-- Short task --
Search the material below for the word "Windows". Copy every line that has it.

-- Given entries --
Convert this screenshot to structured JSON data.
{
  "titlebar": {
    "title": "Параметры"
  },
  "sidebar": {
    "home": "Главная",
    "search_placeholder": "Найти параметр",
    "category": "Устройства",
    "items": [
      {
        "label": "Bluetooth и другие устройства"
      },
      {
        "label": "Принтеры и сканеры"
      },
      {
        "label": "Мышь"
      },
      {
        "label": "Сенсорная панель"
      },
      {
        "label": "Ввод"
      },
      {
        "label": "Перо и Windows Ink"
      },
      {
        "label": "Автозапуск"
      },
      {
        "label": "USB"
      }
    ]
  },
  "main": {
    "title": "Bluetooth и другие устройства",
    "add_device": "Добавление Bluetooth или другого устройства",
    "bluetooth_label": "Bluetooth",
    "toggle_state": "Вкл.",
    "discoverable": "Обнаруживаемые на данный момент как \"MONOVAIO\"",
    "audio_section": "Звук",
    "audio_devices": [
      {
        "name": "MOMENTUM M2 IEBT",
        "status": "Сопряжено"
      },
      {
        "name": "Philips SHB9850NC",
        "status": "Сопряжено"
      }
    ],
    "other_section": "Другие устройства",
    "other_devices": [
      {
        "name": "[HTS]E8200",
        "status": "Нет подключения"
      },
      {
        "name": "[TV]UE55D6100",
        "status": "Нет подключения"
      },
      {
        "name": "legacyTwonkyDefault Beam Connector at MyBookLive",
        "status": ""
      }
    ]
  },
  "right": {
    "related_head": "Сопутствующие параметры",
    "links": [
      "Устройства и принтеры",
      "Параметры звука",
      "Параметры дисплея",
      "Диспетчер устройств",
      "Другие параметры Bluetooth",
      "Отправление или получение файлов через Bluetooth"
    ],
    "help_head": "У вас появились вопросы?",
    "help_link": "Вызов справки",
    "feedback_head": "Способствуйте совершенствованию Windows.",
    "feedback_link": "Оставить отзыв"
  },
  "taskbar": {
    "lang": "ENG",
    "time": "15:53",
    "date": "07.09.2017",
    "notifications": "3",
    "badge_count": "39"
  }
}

...

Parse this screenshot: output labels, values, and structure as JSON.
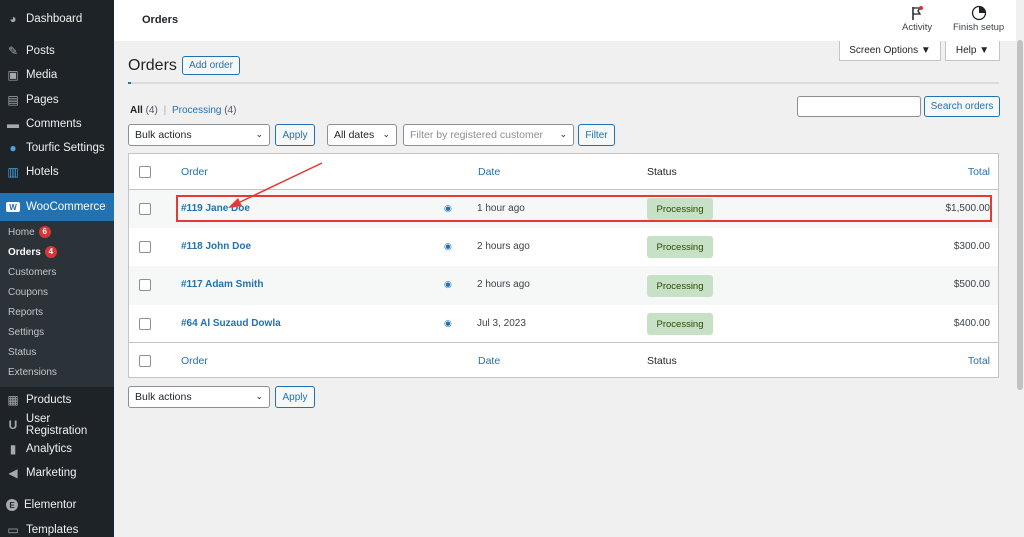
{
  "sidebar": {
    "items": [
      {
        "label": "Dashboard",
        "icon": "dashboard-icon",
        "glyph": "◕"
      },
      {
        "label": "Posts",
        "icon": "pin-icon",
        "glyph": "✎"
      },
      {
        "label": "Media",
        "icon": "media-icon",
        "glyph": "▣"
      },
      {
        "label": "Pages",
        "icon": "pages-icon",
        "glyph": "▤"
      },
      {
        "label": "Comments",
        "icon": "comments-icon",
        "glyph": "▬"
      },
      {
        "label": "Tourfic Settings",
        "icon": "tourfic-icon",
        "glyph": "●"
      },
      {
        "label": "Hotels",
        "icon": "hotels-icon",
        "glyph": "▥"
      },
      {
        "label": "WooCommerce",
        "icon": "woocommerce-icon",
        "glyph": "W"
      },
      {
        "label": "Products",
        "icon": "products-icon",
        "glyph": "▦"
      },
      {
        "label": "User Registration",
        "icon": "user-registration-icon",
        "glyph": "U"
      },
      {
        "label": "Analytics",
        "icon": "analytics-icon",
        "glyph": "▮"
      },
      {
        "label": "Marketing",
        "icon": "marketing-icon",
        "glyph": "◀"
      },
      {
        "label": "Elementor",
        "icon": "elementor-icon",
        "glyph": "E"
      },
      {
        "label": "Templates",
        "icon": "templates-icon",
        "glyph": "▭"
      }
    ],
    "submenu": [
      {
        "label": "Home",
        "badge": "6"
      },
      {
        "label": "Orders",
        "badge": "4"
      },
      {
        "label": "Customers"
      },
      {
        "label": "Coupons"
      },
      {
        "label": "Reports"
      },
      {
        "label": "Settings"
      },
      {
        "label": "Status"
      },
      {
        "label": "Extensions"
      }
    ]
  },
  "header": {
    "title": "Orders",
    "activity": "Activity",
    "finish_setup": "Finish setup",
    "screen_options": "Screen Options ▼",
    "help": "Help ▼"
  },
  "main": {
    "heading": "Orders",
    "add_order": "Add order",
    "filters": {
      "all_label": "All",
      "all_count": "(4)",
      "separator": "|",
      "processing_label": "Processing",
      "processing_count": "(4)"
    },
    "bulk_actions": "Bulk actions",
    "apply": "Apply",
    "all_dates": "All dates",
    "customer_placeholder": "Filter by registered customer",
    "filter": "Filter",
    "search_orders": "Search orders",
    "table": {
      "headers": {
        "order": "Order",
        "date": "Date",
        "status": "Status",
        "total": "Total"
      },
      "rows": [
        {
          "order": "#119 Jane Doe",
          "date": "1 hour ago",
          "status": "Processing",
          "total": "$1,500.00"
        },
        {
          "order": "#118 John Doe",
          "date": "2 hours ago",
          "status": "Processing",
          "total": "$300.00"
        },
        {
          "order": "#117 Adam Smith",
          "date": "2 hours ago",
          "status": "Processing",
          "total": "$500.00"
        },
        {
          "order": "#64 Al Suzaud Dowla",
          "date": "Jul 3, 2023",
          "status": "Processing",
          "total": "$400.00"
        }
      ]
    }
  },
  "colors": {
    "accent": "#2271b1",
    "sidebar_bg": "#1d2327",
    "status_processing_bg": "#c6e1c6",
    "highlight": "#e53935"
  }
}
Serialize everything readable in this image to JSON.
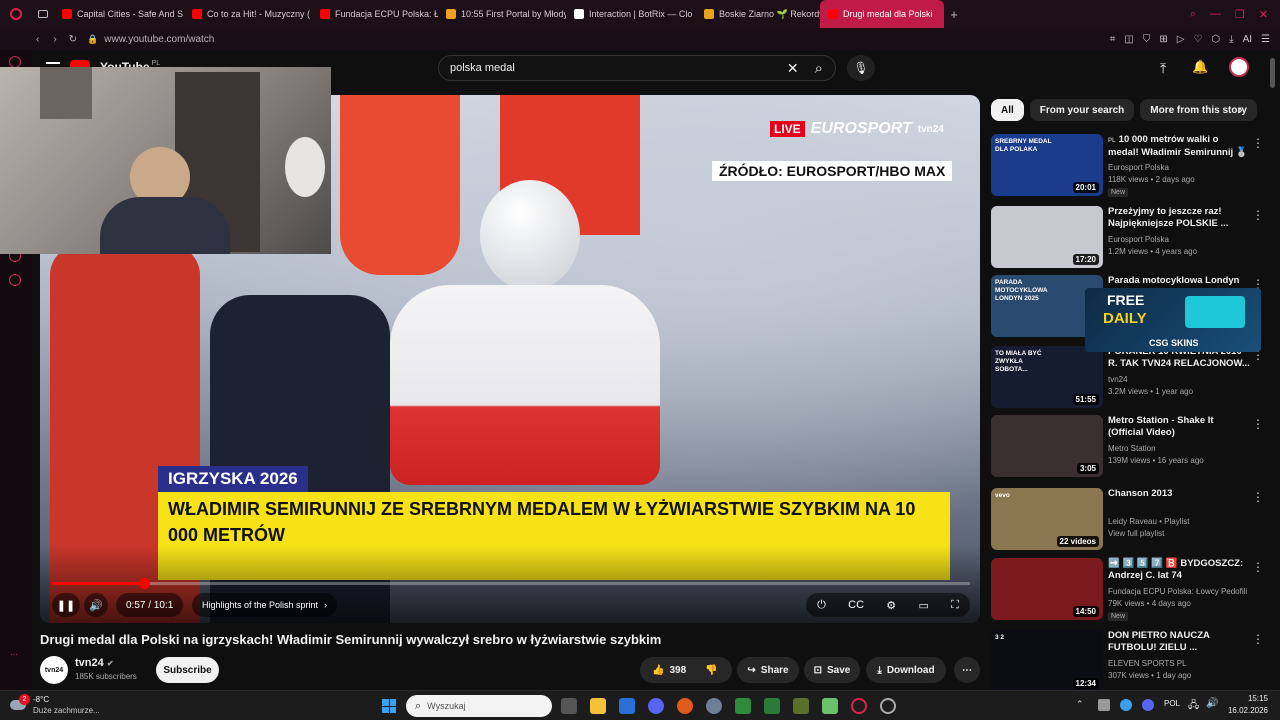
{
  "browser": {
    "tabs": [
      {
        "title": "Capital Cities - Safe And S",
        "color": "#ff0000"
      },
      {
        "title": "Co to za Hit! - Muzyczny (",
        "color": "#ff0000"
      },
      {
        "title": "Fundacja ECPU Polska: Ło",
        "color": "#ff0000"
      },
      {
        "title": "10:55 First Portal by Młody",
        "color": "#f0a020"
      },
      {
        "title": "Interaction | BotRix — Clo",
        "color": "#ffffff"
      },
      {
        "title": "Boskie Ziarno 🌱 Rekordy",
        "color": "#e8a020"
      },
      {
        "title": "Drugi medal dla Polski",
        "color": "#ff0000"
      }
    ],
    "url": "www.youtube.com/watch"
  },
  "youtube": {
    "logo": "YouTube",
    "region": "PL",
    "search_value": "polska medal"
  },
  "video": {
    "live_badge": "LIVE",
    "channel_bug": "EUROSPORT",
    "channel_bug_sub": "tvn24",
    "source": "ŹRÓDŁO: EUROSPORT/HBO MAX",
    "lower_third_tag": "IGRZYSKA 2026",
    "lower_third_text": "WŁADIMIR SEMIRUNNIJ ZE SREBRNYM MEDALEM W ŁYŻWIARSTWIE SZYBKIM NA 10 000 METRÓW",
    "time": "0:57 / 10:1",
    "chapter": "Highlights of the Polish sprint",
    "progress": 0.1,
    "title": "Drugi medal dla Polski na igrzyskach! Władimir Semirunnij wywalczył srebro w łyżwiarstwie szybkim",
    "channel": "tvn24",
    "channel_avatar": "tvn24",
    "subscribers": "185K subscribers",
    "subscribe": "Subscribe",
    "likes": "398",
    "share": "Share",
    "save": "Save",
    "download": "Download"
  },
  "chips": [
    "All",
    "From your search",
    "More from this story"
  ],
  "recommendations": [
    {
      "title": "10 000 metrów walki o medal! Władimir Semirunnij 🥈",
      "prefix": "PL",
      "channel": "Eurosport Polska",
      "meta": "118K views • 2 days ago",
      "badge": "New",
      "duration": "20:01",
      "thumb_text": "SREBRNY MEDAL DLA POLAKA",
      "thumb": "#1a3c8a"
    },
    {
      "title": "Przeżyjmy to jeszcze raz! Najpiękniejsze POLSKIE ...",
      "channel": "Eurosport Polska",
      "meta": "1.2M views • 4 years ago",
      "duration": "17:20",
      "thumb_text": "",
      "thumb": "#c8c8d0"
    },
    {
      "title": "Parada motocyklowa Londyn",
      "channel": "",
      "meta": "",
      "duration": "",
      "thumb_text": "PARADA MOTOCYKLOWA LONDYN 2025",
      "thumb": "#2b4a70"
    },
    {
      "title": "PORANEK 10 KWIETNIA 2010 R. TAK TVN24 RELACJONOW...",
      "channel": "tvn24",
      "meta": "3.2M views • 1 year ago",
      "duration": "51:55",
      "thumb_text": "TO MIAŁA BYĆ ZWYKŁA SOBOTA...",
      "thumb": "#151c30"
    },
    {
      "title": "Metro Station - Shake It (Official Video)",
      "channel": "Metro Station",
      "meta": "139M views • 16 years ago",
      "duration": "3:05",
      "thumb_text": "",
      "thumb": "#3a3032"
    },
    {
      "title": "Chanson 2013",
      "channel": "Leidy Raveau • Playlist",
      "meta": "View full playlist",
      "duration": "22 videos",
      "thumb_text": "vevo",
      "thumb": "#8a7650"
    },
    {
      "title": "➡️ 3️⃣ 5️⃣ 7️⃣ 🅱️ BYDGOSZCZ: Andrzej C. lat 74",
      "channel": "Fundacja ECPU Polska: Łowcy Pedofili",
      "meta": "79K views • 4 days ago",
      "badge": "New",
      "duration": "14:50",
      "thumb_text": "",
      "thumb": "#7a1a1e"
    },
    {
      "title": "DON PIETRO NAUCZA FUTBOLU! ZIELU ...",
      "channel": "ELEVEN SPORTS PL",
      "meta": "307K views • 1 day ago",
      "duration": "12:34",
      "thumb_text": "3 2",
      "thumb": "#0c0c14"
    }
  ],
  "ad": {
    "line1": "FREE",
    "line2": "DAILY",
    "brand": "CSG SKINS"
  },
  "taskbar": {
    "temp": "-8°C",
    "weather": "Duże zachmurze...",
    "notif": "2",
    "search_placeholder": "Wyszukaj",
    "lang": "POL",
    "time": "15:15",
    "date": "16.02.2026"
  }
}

-- The completed task --
        "label": "Перо и Windows Ink"
    "feedback_head": "Способствуйте совершенствованию Windows.",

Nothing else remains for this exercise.